• Your goal
Copy every line in which the string "nameofmastergardener" occurs.

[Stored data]
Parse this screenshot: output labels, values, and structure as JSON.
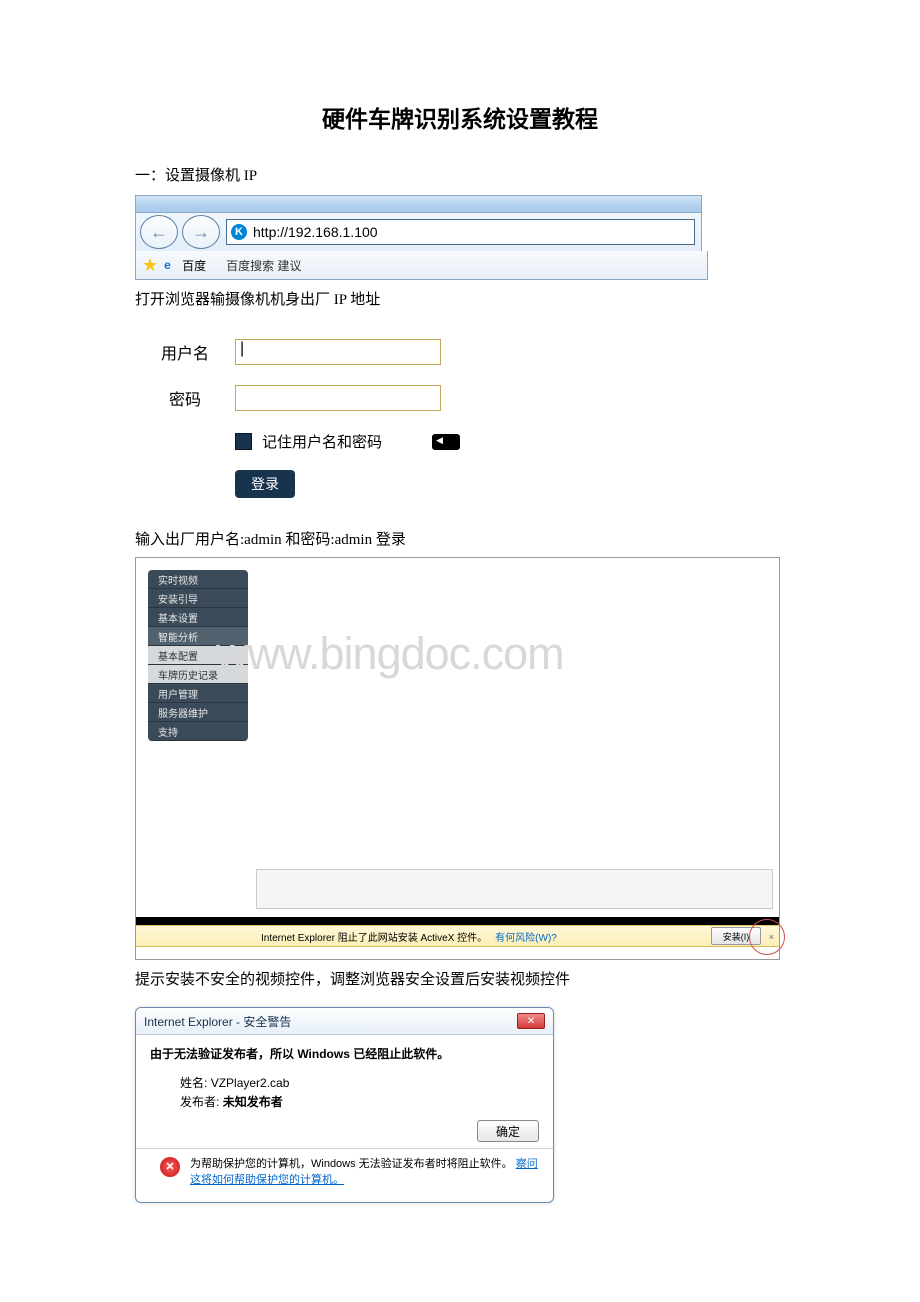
{
  "title": "硬件车牌识别系统设置教程",
  "section1": "一：设置摄像机 IP",
  "browser": {
    "url": "http://192.168.1.100",
    "fav_label": "百度",
    "suggest": "百度搜索 建议"
  },
  "text_open_browser": "打开浏览器输摄像机机身出厂 IP 地址",
  "login": {
    "user_label": "用户名",
    "pass_label": "密码",
    "remember": "记住用户名和密码",
    "login_btn": "登录"
  },
  "text_enter_creds": "输入出厂用户名:admin 和密码:admin  登录",
  "menu": {
    "items": [
      "实时视频",
      "安装引导",
      "基本设置",
      "智能分析",
      "基本配置",
      "车牌历史记录",
      "用户管理",
      "服务器维护",
      "支持"
    ]
  },
  "watermark": "www.bingdoc.com",
  "activex": {
    "msg": "Internet Explorer 阻止了此网站安装 ActiveX 控件。",
    "risk": "有何风险(W)?",
    "install": "安装(I)"
  },
  "text_activex": "提示安装不安全的视频控件，调整浏览器安全设置后安装视频控件",
  "dialog": {
    "title": "Internet Explorer  -  安全警告",
    "header": "由于无法验证发布者，所以 Windows 已经阻止此软件。",
    "name_label": "姓名:",
    "name_value": "VZPlayer2.cab",
    "pub_label": "发布者:",
    "pub_value": "未知发布者",
    "ok": "确定",
    "footer_text": "为帮助保护您的计算机，Windows 无法验证发布者时将阻止软件。",
    "footer_link": "察问这将如何帮助保护您的计算机。"
  }
}
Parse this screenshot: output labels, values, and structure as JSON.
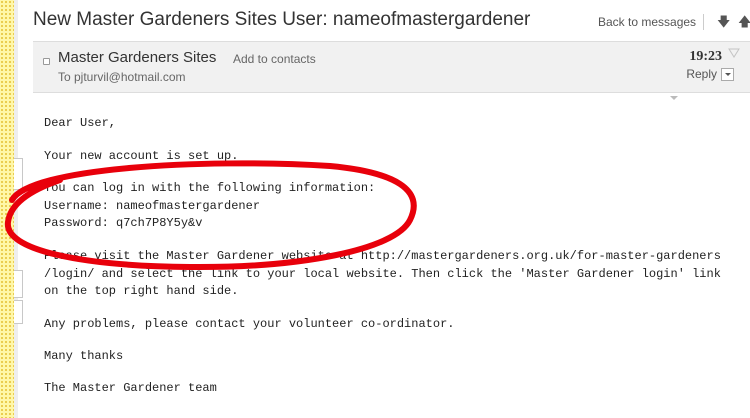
{
  "message": {
    "subject": "New Master Gardeners Sites User: nameofmastergardener",
    "back_label": "Back to messages",
    "nav_down_icon": "arrow-down-icon",
    "nav_up_icon": "arrow-up-icon"
  },
  "sender": {
    "name": "Master Gardeners Sites",
    "add_contact": "Add to contacts",
    "to": "To pjturvil@hotmail.com",
    "time": "19:23",
    "reply_label": "Reply",
    "flag_icon": "flag-icon"
  },
  "body": {
    "greeting": "Dear User,",
    "intro": "Your new account is set up.",
    "login_info": "You can log in with the following information:\nUsername: nameofmastergardener\nPassword: q7ch7P8Y5y&v",
    "instructions": "Please visit the Master Gardener website at http://mastergardeners.org.uk/for-master-gardeners\n/login/ and select the link to your local website. Then click the 'Master Gardener login' link\non the top right hand side.",
    "problems": "Any problems, please contact your volunteer co-ordinator.",
    "thanks": "Many thanks",
    "signature": "The Master Gardener team"
  },
  "colors": {
    "annotation": "#e8000b",
    "sender_box_bg": "#f1f1f1",
    "left_strip": "#fff7a8"
  }
}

• Result below
    "subject": "New Master Gardeners Sites User: nameofmastergardener",
    "login_info": "You can log in with the following information:\nUsername: nameofmastergardener\nPassword: q7ch7P8Y5y&v",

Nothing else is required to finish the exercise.